[Data records]
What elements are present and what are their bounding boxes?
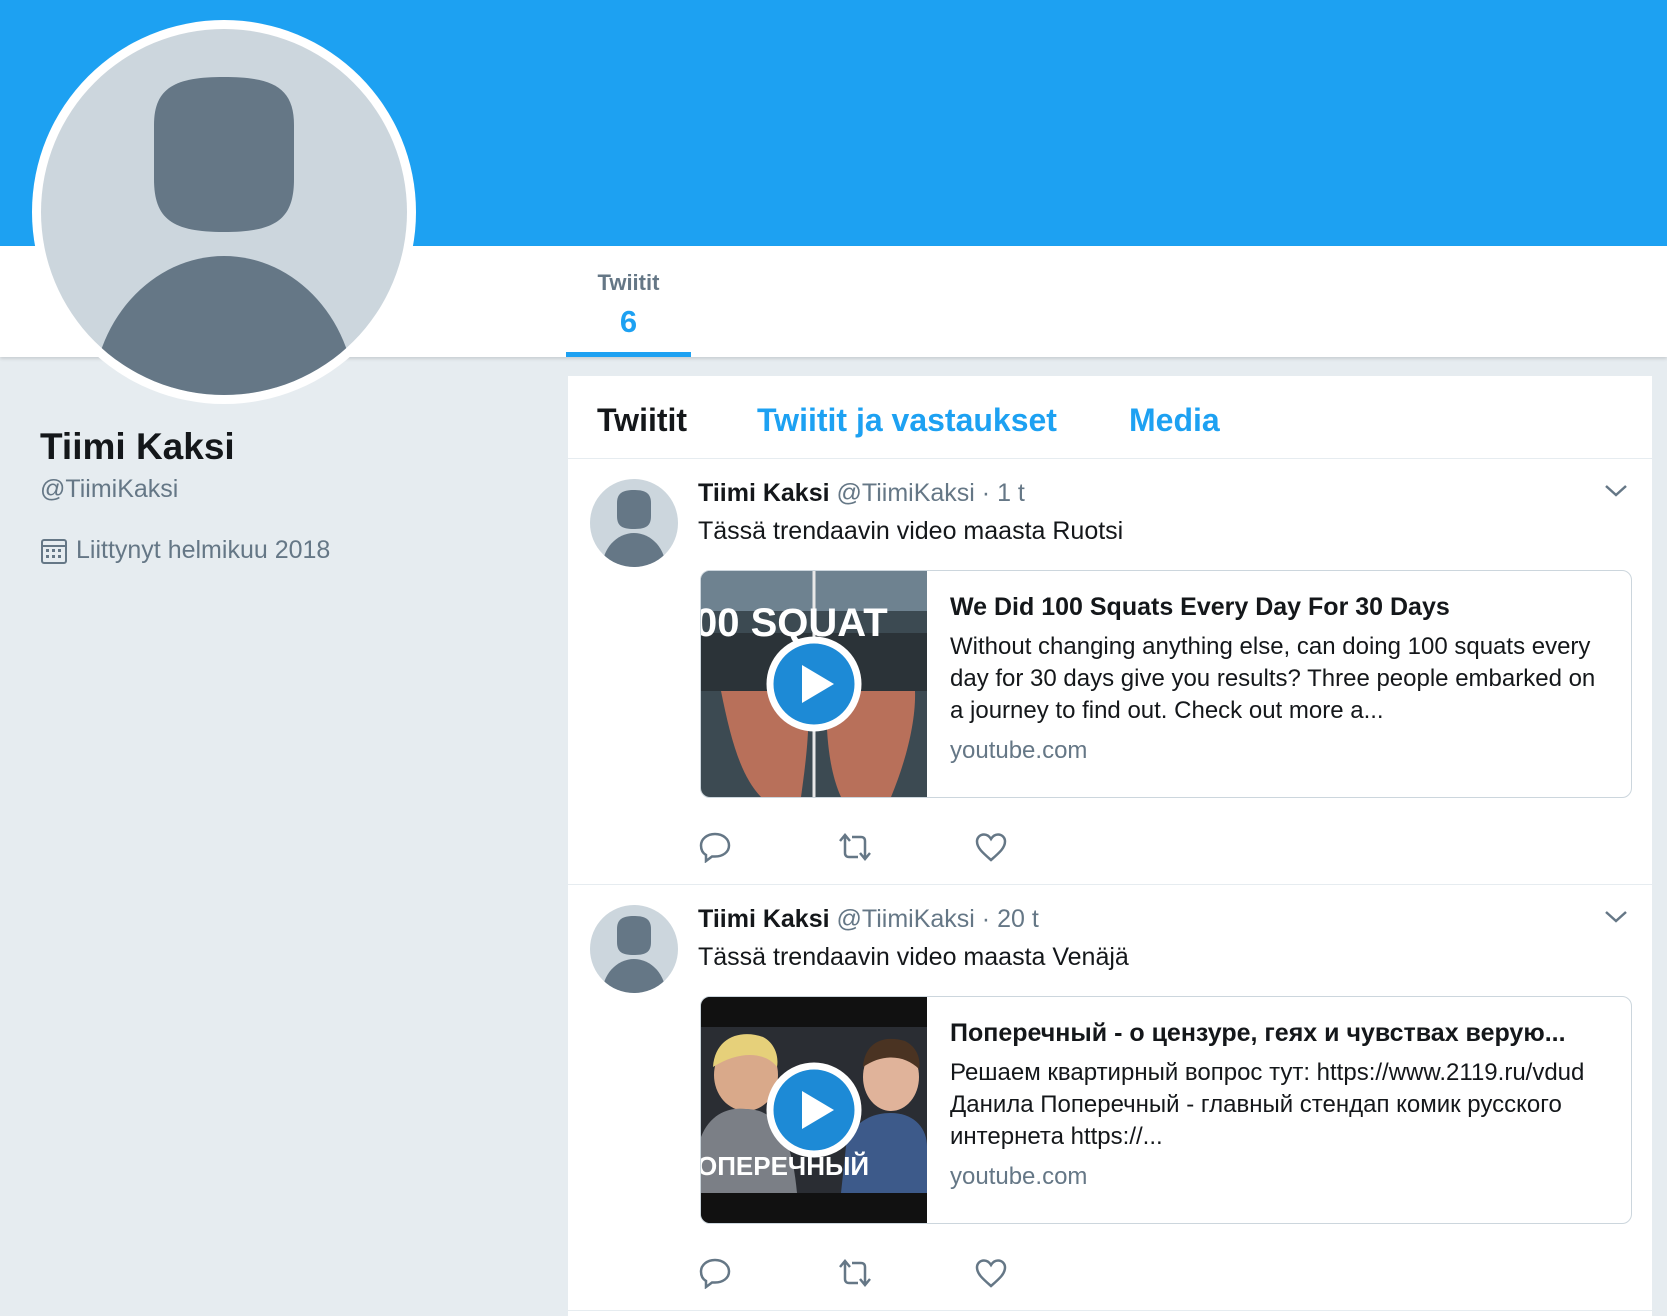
card-domain: youtube.com (950, 737, 1088, 764)
card-domain: youtube.com (950, 1163, 1088, 1190)
link-card[interactable]: 00 SQUAT We Did 100 Squats Every Day For… (700, 570, 1632, 798)
play-icon[interactable] (766, 1062, 862, 1158)
thumbnail-text: 00 SQUAT (701, 601, 888, 645)
joined-date: Liittynyt helmikuu 2018 (40, 536, 330, 565)
tweets-count-value: 6 (619, 304, 638, 339)
tab-tweets-and-replies[interactable]: Twiitit ja vastaukset (757, 402, 1057, 439)
chevron-down-icon[interactable] (1603, 909, 1629, 930)
tweet-timestamp[interactable]: · 1 t (982, 479, 1025, 507)
tab-tweets[interactable]: Twiitit (597, 402, 687, 439)
tweets-count-label: Twiitit (597, 270, 660, 295)
default-avatar-icon (602, 916, 666, 993)
profile-name: Tiimi Kaksi (40, 426, 235, 467)
tweet-avatar[interactable] (590, 479, 678, 567)
like-icon[interactable] (974, 831, 1008, 868)
card-title[interactable]: We Did 100 Squats Every Day For 30 Days (950, 593, 1610, 622)
tab-media[interactable]: Media (1129, 402, 1220, 439)
retweet-icon[interactable] (836, 831, 874, 868)
timeline-tabs: Twiitit Twiitit ja vastaukset Media (568, 376, 1652, 459)
tweet-author-handle[interactable]: @TiimiKaksi (837, 479, 975, 507)
video-thumbnail[interactable]: 00 SQUAT (701, 571, 927, 797)
card-title[interactable]: Поперечный - о цензуре, геях и чувствах … (950, 1019, 1610, 1048)
tweet-header: Tiimi Kaksi @TiimiKaksi · 1 t (698, 479, 1025, 508)
active-stat-underline (566, 352, 691, 357)
video-thumbnail[interactable]: ОПЕРЕЧНЫЙ (701, 997, 927, 1223)
tweet-text: Tässä trendaavin video maasta Ruotsi (698, 517, 1124, 545)
card-description: Without changing anything else, can doin… (950, 633, 1596, 724)
reply-icon[interactable] (698, 831, 732, 868)
retweet-icon[interactable] (836, 1257, 874, 1294)
default-avatar-icon (602, 490, 666, 567)
tweet-avatar[interactable] (590, 905, 678, 993)
timeline: Twiitit Twiitit ja vastaukset Media Tiim… (568, 376, 1652, 1316)
like-icon[interactable] (974, 1257, 1008, 1294)
tweet-author-handle[interactable]: @TiimiKaksi (837, 905, 975, 933)
chevron-down-icon[interactable] (1603, 483, 1629, 504)
profile-handle: @TiimiKaksi (40, 475, 179, 503)
play-icon[interactable] (766, 636, 862, 732)
tweet-author-name[interactable]: Tiimi Kaksi (698, 905, 830, 933)
joined-text: Liittynyt helmikuu 2018 (76, 536, 331, 564)
default-avatar-icon (41, 29, 407, 395)
calendar-icon (41, 538, 67, 564)
thumbnail-text: ОПЕРЕЧНЫЙ (701, 1151, 869, 1181)
tweets-count-stat[interactable]: Twiitit 6 (566, 246, 691, 357)
profile-avatar[interactable] (32, 20, 416, 404)
reply-icon[interactable] (698, 1257, 732, 1294)
tweet[interactable]: Tiimi Kaksi @TiimiKaksi · 1 t Tässä tren… (568, 459, 1652, 885)
card-description: Решаем квартирный вопрос тут: https://ww… (950, 1059, 1585, 1150)
tweet-author-name[interactable]: Tiimi Kaksi (698, 479, 830, 507)
tweet-text: Tässä trendaavin video maasta Venäjä (698, 943, 1129, 971)
link-card[interactable]: ОПЕРЕЧНЫЙ Поперечный - о цензуре, геях и… (700, 996, 1632, 1224)
tweet-timestamp[interactable]: · 20 t (982, 905, 1039, 933)
tweet-header: Tiimi Kaksi @TiimiKaksi · 20 t (698, 905, 1039, 934)
tweet[interactable]: Tiimi Kaksi @TiimiKaksi · 20 t Tässä tre… (568, 885, 1652, 1311)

To do: Recast the portion of the material that opens with the line containing "card-domain: youtube.com (950, 737, 1088, 764)" and closes with the line containing "tweets-count-value: 6 (619, 304, 638, 339)", both included, as a JSON list of strings with one string per line and blank lines left out.

Written solution:
[
  "card-domain: youtube.com (950, 737, 1088, 764)",
  "card-domain: youtube.com (950, 1163, 1088, 1190)",
  "link-card[interactable]: 00 SQUAT We Did 100 Squats Every Day For… (700, 570, 1632, 798)",
  "play-icon[interactable] (766, 1062, 862, 1158)",
  "thumbnail-text: 00 SQUAT (701, 601, 888, 645)",
  "joined-date: Liittynyt helmikuu 2018 (40, 536, 330, 565)",
  "tweets-count-value: 6 (619, 304, 638, 339)"
]